* **Data lines**:
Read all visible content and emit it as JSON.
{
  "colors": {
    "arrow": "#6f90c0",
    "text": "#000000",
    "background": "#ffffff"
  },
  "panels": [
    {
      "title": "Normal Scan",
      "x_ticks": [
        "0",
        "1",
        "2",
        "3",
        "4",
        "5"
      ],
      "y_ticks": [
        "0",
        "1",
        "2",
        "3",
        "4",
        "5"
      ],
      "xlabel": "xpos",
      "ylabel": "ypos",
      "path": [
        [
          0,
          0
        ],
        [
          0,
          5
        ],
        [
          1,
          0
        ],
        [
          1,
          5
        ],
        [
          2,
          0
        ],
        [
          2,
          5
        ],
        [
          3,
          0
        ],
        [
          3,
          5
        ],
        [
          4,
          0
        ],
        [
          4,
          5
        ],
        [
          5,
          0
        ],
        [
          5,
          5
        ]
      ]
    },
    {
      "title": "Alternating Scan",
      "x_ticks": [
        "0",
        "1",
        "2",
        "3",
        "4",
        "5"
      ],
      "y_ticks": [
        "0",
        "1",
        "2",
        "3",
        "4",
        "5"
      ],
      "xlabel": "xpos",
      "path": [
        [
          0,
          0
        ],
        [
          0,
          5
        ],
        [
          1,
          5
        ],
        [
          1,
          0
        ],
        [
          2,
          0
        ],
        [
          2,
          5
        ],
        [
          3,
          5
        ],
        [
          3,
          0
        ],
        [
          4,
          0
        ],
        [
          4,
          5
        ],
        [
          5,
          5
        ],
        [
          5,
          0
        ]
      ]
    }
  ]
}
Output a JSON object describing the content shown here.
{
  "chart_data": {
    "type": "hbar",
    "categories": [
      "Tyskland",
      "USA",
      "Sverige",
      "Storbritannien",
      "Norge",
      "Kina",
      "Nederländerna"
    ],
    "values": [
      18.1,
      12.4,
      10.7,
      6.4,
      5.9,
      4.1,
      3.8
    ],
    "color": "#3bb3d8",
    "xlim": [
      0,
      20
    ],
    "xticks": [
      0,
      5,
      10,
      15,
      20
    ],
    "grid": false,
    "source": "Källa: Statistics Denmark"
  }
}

* **Your goal**: Please quote the records above exactly, without skipping a line.

* **Correct response**:
Read all visible content and emit it as JSON.
{
  "colors": {
    "arrow": "#6f90c0",
    "text": "#000000",
    "background": "#ffffff"
  },
  "panels": [
    {
      "title": "Normal Scan",
      "x_ticks": [
        "0",
        "1",
        "2",
        "3",
        "4",
        "5"
      ],
      "y_ticks": [
        "0",
        "1",
        "2",
        "3",
        "4",
        "5"
      ],
      "xlabel": "xpos",
      "ylabel": "ypos",
      "path": [
        [
          0,
          0
        ],
        [
          0,
          5
        ],
        [
          1,
          0
        ],
        [
          1,
          5
        ],
        [
          2,
          0
        ],
        [
          2,
          5
        ],
        [
          3,
          0
        ],
        [
          3,
          5
        ],
        [
          4,
          0
        ],
        [
          4,
          5
        ],
        [
          5,
          0
        ],
        [
          5,
          5
        ]
      ]
    },
    {
      "title": "Alternating Scan",
      "x_ticks": [
        "0",
        "1",
        "2",
        "3",
        "4",
        "5"
      ],
      "y_ticks": [
        "0",
        "1",
        "2",
        "3",
        "4",
        "5"
      ],
      "xlabel": "xpos",
      "path": [
        [
          0,
          0
        ],
        [
          0,
          5
        ],
        [
          1,
          5
        ],
        [
          1,
          0
        ],
        [
          2,
          0
        ],
        [
          2,
          5
        ],
        [
          3,
          5
        ],
        [
          3,
          0
        ],
        [
          4,
          0
        ],
        [
          4,
          5
        ],
        [
          5,
          5
        ],
        [
          5,
          0
        ]
      ]
    }
  ]
}
Output a JSON object describing the content shown here.
{
  "chart_data": {
    "type": "hbar",
    "categories": [
      "Tyskland",
      "USA",
      "Sverige",
      "Storbritannien",
      "Norge",
      "Kina",
      "Nederländerna"
    ],
    "values": [
      18.1,
      12.4,
      10.7,
      6.4,
      5.9,
      4.1,
      3.8
    ],
    "color": "#3bb3d8",
    "xlim": [
      0,
      20
    ],
    "xticks": [
      0,
      5,
      10,
      15,
      20
    ],
    "grid": false,
    "source": "Källa: Statistics Denmark"
  }
}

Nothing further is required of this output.